(What to do): Work through the data below line by line and say how many lines hold "JSON"; give only the number.

(Dataset records on visual material):
- - -

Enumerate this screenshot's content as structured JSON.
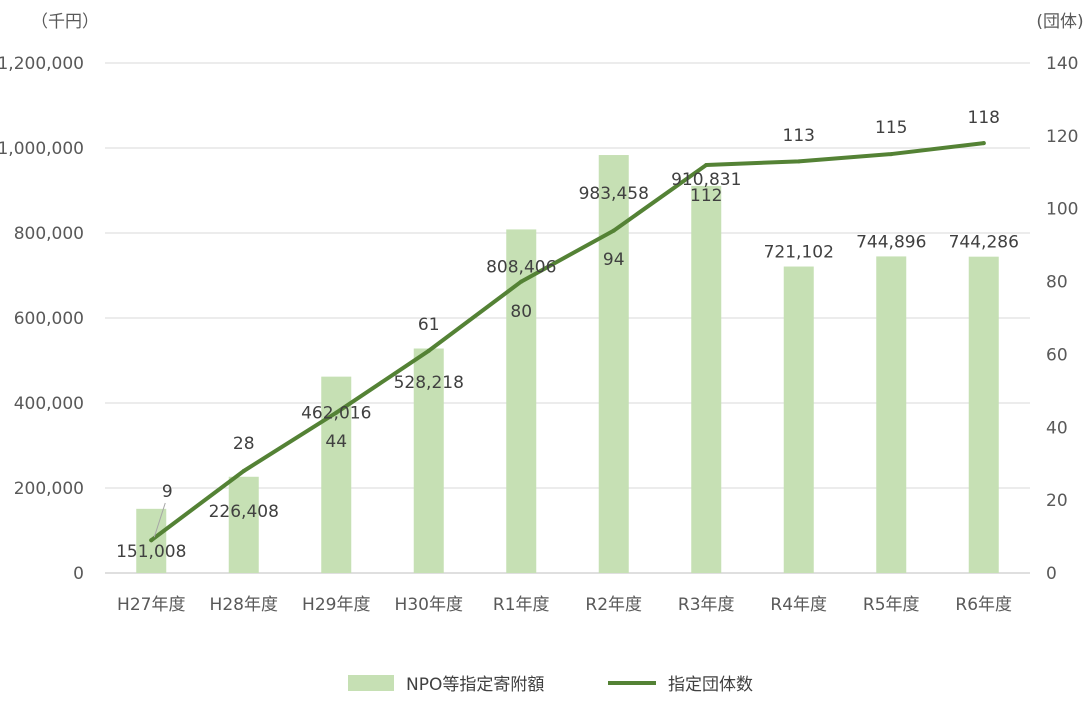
{
  "chart_data": {
    "type": "bar+line",
    "categories": [
      "H27年度",
      "H28年度",
      "H29年度",
      "H30年度",
      "R1年度",
      "R2年度",
      "R3年度",
      "R4年度",
      "R5年度",
      "R6年度"
    ],
    "series": [
      {
        "name": "NPO等指定寄附額",
        "type": "bar",
        "axis": "left",
        "color": "#c6e0b4",
        "values": [
          151008,
          226408,
          462016,
          528218,
          808406,
          983458,
          910831,
          721102,
          744896,
          744286
        ],
        "labels": [
          "151,008",
          "226,408",
          "462,016",
          "528,218",
          "808,406",
          "983,458",
          "910,831",
          "721,102",
          "744,896",
          "744,286"
        ]
      },
      {
        "name": "指定団体数",
        "type": "line",
        "axis": "right",
        "color": "#548235",
        "values": [
          9,
          28,
          44,
          61,
          80,
          94,
          112,
          113,
          115,
          118
        ],
        "labels": [
          "9",
          "28",
          "44",
          "61",
          "80",
          "94",
          "112",
          "113",
          "115",
          "118"
        ]
      }
    ],
    "y_left": {
      "unit": "（千円）",
      "ylim": [
        0,
        1200000
      ],
      "ticks": [
        "0",
        "200,000",
        "400,000",
        "600,000",
        "800,000",
        "1,000,000",
        "1,200,000"
      ]
    },
    "y_right": {
      "unit": "(団体)",
      "ylim": [
        0,
        140
      ],
      "ticks": [
        "0",
        "20",
        "40",
        "60",
        "80",
        "100",
        "120",
        "140"
      ]
    },
    "grid": "horizontal",
    "legend": "bottom"
  }
}
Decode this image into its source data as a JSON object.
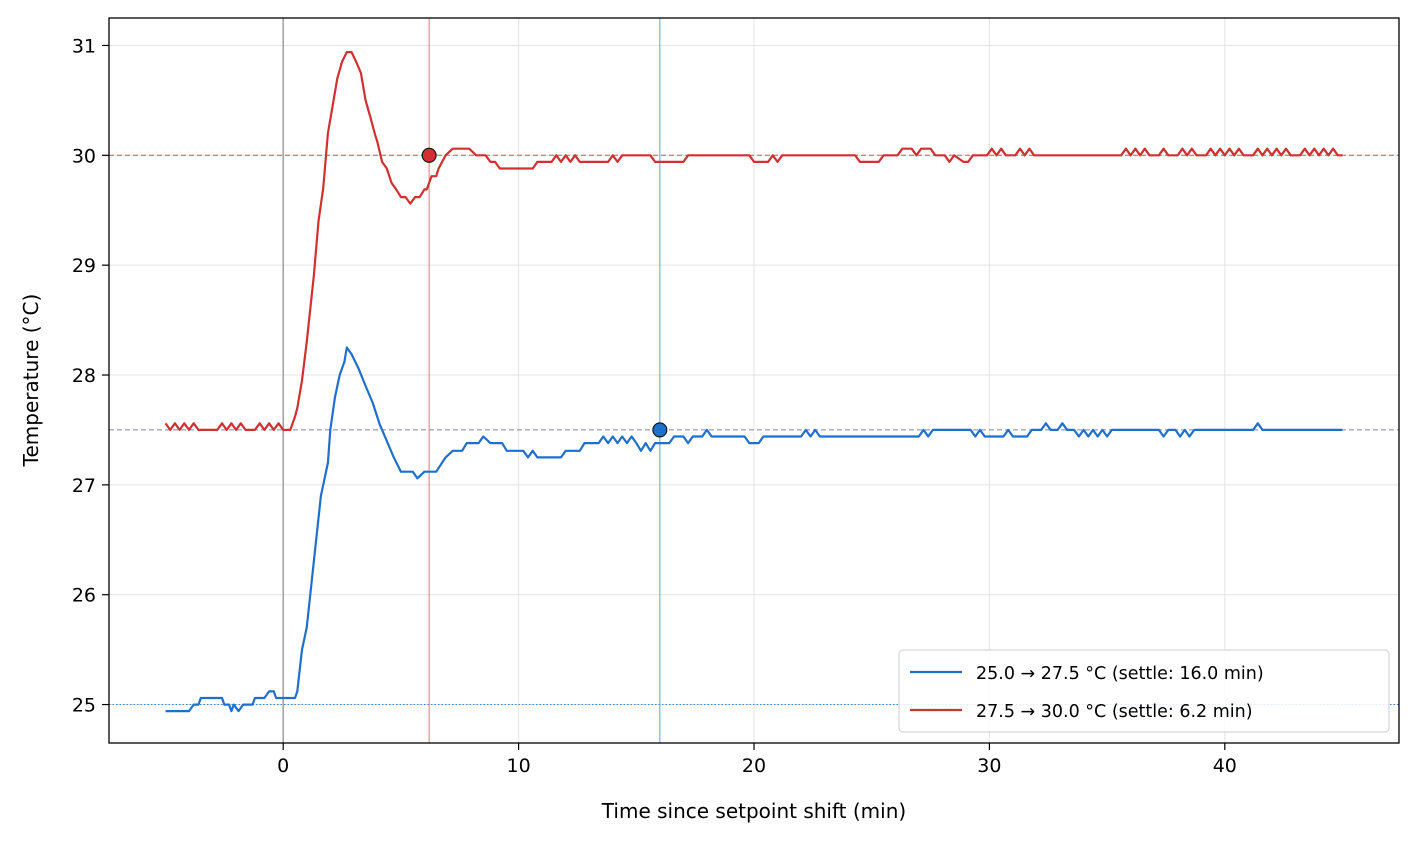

- - -

(Result for this exercise): 2